Saved data entries:
:::::

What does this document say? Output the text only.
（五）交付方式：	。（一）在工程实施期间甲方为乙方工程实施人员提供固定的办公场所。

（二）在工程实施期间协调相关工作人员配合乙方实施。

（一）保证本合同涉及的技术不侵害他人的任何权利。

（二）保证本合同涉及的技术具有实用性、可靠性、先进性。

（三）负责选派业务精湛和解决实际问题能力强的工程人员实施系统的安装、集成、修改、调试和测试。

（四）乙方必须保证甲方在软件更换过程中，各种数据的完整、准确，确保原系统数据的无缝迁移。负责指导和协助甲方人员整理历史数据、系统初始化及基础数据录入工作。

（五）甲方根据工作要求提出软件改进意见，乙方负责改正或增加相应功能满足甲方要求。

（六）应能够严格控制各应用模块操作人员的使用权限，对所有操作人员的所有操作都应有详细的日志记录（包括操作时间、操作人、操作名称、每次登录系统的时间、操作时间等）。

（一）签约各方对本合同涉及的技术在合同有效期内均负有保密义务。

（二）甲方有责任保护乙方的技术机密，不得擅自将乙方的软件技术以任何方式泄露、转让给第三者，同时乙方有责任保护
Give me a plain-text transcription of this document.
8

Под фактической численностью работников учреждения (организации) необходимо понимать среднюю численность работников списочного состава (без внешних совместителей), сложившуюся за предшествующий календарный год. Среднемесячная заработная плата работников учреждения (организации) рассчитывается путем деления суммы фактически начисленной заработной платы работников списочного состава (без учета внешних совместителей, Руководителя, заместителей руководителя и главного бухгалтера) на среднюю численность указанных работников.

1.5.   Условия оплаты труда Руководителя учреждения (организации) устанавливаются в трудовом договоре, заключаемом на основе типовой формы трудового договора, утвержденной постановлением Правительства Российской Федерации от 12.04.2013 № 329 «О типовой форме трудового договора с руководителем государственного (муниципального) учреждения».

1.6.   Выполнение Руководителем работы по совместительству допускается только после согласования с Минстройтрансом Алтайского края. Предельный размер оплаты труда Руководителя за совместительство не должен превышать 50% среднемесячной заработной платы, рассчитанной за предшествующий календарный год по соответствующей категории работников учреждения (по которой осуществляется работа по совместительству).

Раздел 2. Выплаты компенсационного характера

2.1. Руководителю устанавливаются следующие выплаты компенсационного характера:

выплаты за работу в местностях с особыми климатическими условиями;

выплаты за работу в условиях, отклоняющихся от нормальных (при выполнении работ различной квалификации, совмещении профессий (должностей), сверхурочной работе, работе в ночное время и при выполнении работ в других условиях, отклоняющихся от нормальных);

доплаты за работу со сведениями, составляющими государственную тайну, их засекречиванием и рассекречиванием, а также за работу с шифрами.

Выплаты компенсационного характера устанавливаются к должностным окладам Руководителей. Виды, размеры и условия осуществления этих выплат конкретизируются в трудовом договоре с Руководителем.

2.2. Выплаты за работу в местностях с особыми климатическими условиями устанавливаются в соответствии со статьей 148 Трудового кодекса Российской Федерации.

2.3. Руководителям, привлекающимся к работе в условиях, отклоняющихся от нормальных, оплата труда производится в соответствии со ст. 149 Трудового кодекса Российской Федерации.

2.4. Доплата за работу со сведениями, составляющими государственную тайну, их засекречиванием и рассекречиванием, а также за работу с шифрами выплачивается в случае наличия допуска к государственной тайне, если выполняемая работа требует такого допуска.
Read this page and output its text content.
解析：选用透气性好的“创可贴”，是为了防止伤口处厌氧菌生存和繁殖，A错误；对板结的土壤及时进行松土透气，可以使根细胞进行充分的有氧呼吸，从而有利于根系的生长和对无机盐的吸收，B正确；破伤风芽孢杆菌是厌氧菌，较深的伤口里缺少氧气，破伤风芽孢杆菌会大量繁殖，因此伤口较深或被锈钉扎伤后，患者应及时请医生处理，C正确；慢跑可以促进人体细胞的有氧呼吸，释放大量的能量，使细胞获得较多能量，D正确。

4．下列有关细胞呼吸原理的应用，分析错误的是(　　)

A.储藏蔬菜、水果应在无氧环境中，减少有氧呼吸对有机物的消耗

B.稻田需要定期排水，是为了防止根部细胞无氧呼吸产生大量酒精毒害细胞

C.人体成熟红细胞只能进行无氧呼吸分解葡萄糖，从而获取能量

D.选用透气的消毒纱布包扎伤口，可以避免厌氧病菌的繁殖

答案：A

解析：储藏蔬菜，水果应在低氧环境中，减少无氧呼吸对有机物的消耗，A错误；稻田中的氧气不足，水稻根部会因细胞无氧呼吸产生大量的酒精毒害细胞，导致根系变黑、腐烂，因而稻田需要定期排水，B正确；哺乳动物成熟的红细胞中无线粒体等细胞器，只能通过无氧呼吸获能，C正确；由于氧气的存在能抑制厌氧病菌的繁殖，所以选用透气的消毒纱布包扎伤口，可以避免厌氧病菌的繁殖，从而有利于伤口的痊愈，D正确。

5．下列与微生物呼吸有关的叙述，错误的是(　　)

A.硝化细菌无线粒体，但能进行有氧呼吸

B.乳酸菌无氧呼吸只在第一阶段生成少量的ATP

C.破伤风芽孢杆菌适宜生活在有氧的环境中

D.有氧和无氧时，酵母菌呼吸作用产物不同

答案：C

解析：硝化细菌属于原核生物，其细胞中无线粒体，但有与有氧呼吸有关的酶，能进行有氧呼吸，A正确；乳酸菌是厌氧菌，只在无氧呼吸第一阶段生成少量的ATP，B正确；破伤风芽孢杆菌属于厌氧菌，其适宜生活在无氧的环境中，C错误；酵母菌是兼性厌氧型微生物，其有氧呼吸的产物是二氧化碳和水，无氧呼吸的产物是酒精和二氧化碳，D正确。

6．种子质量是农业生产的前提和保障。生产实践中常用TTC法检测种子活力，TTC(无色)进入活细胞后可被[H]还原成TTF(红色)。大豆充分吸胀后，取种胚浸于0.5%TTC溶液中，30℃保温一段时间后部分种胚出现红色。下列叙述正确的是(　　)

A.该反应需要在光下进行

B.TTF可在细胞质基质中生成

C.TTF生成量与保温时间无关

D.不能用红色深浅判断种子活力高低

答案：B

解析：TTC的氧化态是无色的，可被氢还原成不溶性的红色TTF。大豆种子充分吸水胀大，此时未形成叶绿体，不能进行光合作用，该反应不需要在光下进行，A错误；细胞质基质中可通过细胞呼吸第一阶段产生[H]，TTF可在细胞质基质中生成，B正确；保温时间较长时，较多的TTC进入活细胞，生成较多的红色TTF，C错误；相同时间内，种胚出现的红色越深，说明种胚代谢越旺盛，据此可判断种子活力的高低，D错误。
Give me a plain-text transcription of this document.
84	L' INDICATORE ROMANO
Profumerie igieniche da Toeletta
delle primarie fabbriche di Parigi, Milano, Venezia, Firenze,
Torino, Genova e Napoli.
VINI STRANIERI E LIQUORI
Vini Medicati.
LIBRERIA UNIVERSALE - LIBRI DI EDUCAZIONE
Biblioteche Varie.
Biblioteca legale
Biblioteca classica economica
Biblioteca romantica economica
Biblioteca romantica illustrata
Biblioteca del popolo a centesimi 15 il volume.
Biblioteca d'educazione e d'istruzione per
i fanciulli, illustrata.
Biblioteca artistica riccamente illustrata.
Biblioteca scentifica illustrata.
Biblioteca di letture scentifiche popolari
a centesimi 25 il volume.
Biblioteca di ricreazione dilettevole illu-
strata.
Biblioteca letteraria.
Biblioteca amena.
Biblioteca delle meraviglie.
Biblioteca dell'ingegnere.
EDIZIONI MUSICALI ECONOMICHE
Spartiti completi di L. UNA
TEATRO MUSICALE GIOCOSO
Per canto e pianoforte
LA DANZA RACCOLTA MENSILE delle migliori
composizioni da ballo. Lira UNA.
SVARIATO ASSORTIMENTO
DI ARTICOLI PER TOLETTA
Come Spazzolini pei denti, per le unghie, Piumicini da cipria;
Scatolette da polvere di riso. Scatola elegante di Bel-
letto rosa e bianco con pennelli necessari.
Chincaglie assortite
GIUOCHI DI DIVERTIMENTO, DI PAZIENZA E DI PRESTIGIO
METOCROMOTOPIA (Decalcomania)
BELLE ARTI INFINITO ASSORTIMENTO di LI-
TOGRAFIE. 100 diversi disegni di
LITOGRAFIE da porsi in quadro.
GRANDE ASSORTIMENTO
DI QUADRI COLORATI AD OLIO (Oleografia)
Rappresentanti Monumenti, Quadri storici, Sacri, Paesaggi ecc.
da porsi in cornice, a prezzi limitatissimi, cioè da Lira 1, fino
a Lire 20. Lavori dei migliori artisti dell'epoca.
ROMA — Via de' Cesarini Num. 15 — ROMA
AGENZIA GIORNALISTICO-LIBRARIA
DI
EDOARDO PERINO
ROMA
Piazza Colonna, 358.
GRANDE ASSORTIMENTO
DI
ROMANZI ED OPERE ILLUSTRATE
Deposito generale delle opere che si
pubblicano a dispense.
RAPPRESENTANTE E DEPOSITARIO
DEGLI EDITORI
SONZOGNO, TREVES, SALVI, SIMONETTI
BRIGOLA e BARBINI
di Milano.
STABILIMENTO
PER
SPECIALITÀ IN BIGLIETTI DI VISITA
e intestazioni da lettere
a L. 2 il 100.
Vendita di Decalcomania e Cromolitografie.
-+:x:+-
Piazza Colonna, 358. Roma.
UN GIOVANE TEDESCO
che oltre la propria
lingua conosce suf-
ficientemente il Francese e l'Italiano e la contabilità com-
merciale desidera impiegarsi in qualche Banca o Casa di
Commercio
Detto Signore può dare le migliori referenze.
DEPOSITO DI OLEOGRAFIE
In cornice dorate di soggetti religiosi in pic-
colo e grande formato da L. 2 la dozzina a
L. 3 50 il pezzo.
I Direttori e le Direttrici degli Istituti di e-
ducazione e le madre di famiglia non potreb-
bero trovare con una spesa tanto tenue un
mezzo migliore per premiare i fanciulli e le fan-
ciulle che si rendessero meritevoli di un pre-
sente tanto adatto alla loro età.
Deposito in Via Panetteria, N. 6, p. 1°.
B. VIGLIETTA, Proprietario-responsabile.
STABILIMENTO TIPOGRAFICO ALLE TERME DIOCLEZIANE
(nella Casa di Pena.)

:::::

◆ **Written request**
Give the count of lines in the listing that hold the word "tanto", with no other text.

◆ **Exercise response**
2